Examine the records and identify each line that includes the string "Break". Copy those lines.

* BEGIN PROVIDED ENTRIES *

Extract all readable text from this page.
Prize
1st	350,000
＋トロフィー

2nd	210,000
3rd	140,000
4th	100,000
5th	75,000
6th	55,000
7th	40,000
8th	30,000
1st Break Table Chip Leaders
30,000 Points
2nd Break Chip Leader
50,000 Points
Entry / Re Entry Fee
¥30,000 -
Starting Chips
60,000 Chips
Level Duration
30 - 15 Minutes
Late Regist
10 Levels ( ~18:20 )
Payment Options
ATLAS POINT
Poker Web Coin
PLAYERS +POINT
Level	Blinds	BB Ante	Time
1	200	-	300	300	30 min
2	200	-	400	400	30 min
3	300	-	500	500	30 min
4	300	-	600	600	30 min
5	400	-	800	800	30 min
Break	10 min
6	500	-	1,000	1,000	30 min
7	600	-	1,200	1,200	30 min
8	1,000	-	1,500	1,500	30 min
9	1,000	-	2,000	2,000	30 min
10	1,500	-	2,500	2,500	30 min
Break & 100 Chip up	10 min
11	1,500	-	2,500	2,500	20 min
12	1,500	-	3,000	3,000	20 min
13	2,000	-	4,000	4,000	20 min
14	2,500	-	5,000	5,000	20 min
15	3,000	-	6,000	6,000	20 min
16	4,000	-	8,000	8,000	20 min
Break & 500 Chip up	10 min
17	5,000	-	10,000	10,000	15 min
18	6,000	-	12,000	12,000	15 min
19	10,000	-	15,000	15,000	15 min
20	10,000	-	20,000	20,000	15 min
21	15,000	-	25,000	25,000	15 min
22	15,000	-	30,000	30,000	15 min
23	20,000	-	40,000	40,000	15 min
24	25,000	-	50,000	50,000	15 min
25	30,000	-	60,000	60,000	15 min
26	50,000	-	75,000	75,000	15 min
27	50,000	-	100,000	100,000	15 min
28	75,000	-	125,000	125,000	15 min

* END PROVIDED ENTRIES *

● **RESPONSE BELOW**:
1st Break Table Chip Leaders
2nd Break Chip Leader
Break	10 min
Break & 100 Chip up	10 min
Break & 500 Chip up	10 min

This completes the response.